A block of data

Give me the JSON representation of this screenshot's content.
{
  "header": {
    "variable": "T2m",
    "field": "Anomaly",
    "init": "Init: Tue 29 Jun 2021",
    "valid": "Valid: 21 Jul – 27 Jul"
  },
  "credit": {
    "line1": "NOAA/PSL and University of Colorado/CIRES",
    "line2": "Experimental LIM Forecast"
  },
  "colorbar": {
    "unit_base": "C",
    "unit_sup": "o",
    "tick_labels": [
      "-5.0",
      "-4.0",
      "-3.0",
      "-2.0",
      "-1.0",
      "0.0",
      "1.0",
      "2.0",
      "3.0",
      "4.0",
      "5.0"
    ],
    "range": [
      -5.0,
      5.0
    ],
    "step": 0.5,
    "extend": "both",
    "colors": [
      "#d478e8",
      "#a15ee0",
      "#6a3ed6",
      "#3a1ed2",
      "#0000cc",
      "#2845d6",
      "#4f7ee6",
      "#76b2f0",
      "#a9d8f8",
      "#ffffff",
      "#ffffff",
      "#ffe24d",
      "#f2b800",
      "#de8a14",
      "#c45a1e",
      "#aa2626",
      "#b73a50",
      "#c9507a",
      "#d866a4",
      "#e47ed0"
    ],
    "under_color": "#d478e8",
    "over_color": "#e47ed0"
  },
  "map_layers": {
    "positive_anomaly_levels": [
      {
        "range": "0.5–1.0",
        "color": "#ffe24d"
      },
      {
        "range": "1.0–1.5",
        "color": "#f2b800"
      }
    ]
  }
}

What to produce: Reproduce the complete data exactly as presented above.

Solution below:
Give me the JSON representation of this screenshot's content.
{
  "header": {
    "variable": "T2m",
    "field": "Anomaly",
    "init": "Init: Tue 29 Jun 2021",
    "valid": "Valid: 21 Jul – 27 Jul"
  },
  "credit": {
    "line1": "NOAA/PSL and University of Colorado/CIRES",
    "line2": "Experimental LIM Forecast"
  },
  "colorbar": {
    "unit_base": "C",
    "unit_sup": "o",
    "tick_labels": [
      "-5.0",
      "-4.0",
      "-3.0",
      "-2.0",
      "-1.0",
      "0.0",
      "1.0",
      "2.0",
      "3.0",
      "4.0",
      "5.0"
    ],
    "range": [
      -5.0,
      5.0
    ],
    "step": 0.5,
    "extend": "both",
    "colors": [
      "#d478e8",
      "#a15ee0",
      "#6a3ed6",
      "#3a1ed2",
      "#0000cc",
      "#2845d6",
      "#4f7ee6",
      "#76b2f0",
      "#a9d8f8",
      "#ffffff",
      "#ffffff",
      "#ffe24d",
      "#f2b800",
      "#de8a14",
      "#c45a1e",
      "#aa2626",
      "#b73a50",
      "#c9507a",
      "#d866a4",
      "#e47ed0"
    ],
    "under_color": "#d478e8",
    "over_color": "#e47ed0"
  },
  "map_layers": {
    "positive_anomaly_levels": [
      {
        "range": "0.5–1.0",
        "color": "#ffe24d"
      },
      {
        "range": "1.0–1.5",
        "color": "#f2b800"
      }
    ]
  }
}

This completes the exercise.